**Dataset records:**

——————

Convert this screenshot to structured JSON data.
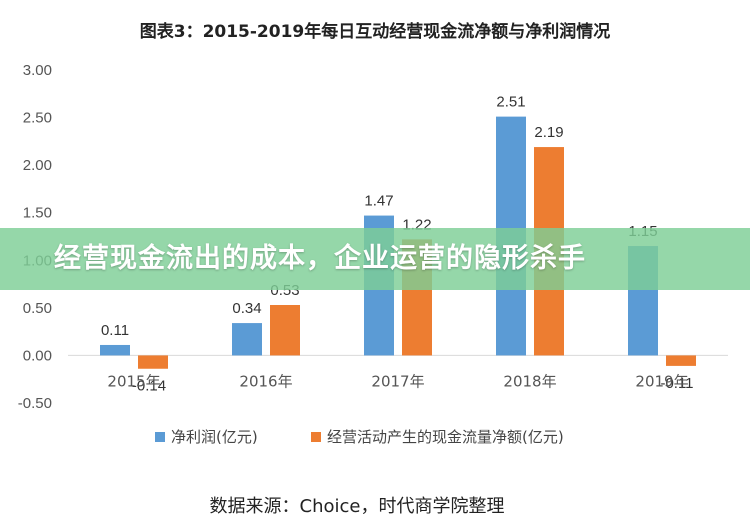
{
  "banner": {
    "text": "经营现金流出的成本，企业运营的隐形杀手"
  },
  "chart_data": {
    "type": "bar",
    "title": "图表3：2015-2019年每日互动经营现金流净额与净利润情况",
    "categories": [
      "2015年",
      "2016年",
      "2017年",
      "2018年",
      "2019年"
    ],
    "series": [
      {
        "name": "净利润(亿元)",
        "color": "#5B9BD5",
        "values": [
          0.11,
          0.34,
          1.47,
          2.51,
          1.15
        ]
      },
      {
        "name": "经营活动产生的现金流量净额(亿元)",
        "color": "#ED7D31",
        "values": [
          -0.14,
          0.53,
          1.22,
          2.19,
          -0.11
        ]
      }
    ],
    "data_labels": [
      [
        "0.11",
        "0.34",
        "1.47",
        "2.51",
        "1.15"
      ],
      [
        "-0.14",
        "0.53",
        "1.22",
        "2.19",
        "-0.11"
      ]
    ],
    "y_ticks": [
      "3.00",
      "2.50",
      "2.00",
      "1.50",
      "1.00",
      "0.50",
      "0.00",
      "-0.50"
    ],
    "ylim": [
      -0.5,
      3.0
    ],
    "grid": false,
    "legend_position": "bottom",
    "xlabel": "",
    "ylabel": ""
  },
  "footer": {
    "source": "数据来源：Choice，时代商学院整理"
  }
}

——————

**Request:** Copy every record character for character. Skip the pictures.

**Written solution:**
Convert this screenshot to structured JSON data.
{
  "banner": {
    "text": "经营现金流出的成本，企业运营的隐形杀手"
  },
  "chart_data": {
    "type": "bar",
    "title": "图表3：2015-2019年每日互动经营现金流净额与净利润情况",
    "categories": [
      "2015年",
      "2016年",
      "2017年",
      "2018年",
      "2019年"
    ],
    "series": [
      {
        "name": "净利润(亿元)",
        "color": "#5B9BD5",
        "values": [
          0.11,
          0.34,
          1.47,
          2.51,
          1.15
        ]
      },
      {
        "name": "经营活动产生的现金流量净额(亿元)",
        "color": "#ED7D31",
        "values": [
          -0.14,
          0.53,
          1.22,
          2.19,
          -0.11
        ]
      }
    ],
    "data_labels": [
      [
        "0.11",
        "0.34",
        "1.47",
        "2.51",
        "1.15"
      ],
      [
        "-0.14",
        "0.53",
        "1.22",
        "2.19",
        "-0.11"
      ]
    ],
    "y_ticks": [
      "3.00",
      "2.50",
      "2.00",
      "1.50",
      "1.00",
      "0.50",
      "0.00",
      "-0.50"
    ],
    "ylim": [
      -0.5,
      3.0
    ],
    "grid": false,
    "legend_position": "bottom",
    "xlabel": "",
    "ylabel": ""
  },
  "footer": {
    "source": "数据来源：Choice，时代商学院整理"
  }
}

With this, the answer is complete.